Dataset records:
□ □ □
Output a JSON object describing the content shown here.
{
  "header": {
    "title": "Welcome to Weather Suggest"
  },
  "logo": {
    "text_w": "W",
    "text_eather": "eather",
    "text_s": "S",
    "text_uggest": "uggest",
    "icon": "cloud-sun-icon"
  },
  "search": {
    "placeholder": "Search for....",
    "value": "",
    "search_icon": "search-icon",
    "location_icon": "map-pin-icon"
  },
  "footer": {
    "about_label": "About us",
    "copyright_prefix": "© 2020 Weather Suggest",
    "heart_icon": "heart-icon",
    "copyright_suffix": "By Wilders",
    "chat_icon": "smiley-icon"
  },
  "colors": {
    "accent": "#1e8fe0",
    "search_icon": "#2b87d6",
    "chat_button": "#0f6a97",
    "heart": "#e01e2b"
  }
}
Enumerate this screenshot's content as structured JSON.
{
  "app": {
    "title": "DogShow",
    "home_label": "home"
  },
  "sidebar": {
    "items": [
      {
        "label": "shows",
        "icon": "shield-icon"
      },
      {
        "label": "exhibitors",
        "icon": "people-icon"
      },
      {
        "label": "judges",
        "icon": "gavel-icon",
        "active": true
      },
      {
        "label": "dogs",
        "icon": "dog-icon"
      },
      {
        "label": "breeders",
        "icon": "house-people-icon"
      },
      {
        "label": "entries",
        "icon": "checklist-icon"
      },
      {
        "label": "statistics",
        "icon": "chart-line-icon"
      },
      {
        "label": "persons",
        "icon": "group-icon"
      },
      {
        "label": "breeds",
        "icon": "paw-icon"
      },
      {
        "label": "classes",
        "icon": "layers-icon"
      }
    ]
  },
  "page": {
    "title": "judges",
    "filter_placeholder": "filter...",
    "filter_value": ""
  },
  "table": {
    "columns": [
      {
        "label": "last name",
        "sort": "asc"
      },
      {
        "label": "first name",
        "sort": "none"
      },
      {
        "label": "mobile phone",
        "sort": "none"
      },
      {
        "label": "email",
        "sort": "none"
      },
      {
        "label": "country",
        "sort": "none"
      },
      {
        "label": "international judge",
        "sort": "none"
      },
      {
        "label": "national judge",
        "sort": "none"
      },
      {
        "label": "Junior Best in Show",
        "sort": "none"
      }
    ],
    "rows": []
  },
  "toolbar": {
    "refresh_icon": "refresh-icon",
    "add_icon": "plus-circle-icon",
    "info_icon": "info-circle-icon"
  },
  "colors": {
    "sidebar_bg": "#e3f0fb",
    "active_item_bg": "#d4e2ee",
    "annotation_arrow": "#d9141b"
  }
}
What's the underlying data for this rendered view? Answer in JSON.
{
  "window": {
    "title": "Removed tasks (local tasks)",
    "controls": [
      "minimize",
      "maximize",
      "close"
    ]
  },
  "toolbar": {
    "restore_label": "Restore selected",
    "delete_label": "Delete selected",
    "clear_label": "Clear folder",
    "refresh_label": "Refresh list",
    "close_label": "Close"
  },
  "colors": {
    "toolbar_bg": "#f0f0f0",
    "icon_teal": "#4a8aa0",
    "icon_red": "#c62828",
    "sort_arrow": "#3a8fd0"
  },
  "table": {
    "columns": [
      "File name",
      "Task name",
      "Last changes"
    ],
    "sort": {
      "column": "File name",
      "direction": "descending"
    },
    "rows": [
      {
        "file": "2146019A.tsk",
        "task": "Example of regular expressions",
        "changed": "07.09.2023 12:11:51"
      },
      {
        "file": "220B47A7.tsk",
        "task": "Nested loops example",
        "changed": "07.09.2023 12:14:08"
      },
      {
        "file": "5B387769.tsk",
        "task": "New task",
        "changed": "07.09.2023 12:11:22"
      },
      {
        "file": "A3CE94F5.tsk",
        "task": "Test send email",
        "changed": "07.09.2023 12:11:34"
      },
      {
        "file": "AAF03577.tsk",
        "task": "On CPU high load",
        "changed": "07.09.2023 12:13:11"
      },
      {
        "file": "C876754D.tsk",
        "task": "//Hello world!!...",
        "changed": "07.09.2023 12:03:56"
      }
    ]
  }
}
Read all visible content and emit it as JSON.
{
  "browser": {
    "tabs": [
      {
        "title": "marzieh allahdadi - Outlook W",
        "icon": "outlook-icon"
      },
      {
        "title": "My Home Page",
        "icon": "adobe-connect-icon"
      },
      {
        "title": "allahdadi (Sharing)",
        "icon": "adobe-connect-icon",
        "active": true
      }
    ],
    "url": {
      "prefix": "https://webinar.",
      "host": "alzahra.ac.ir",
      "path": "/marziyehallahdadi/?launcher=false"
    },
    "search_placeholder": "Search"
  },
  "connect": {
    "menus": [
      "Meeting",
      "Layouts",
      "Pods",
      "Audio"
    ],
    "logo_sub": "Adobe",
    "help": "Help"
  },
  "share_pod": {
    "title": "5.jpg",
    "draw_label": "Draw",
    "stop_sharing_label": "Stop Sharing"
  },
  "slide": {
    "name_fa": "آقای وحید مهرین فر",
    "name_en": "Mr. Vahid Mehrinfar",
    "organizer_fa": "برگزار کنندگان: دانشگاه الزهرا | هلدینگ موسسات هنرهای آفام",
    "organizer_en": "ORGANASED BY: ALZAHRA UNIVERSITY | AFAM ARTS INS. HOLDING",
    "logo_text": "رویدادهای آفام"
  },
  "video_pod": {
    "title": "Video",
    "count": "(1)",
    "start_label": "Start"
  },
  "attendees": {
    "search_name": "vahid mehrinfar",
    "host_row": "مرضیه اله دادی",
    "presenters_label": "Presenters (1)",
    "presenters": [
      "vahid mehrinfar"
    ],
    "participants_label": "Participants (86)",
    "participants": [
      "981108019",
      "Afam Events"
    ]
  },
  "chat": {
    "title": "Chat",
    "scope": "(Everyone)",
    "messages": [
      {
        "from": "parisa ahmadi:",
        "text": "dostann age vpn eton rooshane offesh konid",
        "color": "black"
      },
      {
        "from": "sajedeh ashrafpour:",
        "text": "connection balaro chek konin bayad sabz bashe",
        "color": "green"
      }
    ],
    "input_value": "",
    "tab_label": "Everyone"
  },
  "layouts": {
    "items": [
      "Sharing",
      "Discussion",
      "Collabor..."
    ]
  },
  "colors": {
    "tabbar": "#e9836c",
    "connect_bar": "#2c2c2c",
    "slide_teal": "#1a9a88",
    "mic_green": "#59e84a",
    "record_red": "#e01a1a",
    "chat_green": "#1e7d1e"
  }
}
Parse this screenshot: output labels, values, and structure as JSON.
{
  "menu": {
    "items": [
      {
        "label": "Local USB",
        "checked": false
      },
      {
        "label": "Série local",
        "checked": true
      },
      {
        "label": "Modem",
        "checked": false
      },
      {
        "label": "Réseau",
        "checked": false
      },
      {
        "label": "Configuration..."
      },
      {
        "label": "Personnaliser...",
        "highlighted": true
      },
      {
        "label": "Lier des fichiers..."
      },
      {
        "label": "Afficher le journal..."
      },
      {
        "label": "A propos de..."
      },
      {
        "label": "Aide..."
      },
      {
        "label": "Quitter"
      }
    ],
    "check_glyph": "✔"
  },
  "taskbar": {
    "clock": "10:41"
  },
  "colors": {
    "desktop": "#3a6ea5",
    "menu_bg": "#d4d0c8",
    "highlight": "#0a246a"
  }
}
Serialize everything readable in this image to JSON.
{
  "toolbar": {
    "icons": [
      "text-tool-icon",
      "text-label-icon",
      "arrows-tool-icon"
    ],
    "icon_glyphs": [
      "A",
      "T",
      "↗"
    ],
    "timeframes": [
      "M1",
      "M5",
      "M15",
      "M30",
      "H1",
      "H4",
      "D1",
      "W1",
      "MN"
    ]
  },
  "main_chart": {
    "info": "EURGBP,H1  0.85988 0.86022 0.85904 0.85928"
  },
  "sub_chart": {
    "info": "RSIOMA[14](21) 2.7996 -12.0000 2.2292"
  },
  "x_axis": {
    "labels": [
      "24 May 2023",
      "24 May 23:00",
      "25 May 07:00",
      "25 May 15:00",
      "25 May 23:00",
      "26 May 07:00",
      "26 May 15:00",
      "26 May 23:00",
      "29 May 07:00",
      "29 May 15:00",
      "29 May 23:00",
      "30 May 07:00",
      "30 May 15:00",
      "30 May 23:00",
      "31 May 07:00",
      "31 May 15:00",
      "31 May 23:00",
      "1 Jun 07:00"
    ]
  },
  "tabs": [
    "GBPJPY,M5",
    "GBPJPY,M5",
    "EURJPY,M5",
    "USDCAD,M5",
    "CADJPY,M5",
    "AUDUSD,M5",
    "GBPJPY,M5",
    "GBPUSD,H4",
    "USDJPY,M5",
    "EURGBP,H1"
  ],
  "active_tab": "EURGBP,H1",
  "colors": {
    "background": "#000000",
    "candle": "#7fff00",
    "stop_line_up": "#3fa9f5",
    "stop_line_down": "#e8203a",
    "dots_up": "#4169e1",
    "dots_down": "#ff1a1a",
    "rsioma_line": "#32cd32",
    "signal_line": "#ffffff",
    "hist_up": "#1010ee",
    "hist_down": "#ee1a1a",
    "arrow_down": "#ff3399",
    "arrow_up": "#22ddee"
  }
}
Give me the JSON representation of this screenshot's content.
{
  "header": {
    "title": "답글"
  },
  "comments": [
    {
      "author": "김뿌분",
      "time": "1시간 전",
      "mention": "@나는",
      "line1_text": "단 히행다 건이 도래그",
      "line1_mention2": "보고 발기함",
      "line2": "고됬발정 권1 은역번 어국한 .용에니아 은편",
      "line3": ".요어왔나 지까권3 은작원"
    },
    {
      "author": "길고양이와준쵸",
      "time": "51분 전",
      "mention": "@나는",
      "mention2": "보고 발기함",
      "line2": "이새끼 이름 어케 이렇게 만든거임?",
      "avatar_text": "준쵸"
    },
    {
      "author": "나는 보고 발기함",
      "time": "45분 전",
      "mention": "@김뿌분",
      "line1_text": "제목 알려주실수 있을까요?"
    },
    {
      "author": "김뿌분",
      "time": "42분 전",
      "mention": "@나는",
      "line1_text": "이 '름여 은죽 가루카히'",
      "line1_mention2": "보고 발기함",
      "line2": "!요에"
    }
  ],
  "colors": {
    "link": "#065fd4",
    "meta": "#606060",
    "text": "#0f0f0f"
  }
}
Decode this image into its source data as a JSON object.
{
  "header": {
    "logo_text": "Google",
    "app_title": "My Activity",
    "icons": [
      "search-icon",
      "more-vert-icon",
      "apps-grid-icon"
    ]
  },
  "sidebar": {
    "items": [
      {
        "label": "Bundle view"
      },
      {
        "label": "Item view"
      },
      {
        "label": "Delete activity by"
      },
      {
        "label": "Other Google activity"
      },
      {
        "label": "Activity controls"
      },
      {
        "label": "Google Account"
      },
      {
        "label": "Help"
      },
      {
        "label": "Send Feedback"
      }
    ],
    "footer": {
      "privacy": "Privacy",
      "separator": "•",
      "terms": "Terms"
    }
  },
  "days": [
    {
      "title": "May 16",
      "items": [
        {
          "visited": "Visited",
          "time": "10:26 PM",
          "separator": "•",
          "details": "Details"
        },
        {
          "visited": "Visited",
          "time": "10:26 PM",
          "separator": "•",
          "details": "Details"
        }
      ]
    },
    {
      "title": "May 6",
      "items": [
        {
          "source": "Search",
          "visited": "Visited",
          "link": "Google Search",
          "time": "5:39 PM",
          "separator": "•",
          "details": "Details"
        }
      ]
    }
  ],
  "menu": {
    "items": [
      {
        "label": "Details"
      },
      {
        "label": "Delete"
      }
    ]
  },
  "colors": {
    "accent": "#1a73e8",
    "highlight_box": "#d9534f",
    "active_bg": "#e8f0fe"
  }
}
□ □ □
▸ Directive
Check each line above for the string "Google", then copy the ones that have it.

▸ Answer in full
    "logo_text": "Google",
        "label": "Other Google activity"
        "label": "Google Account"
          "link": "Google Search",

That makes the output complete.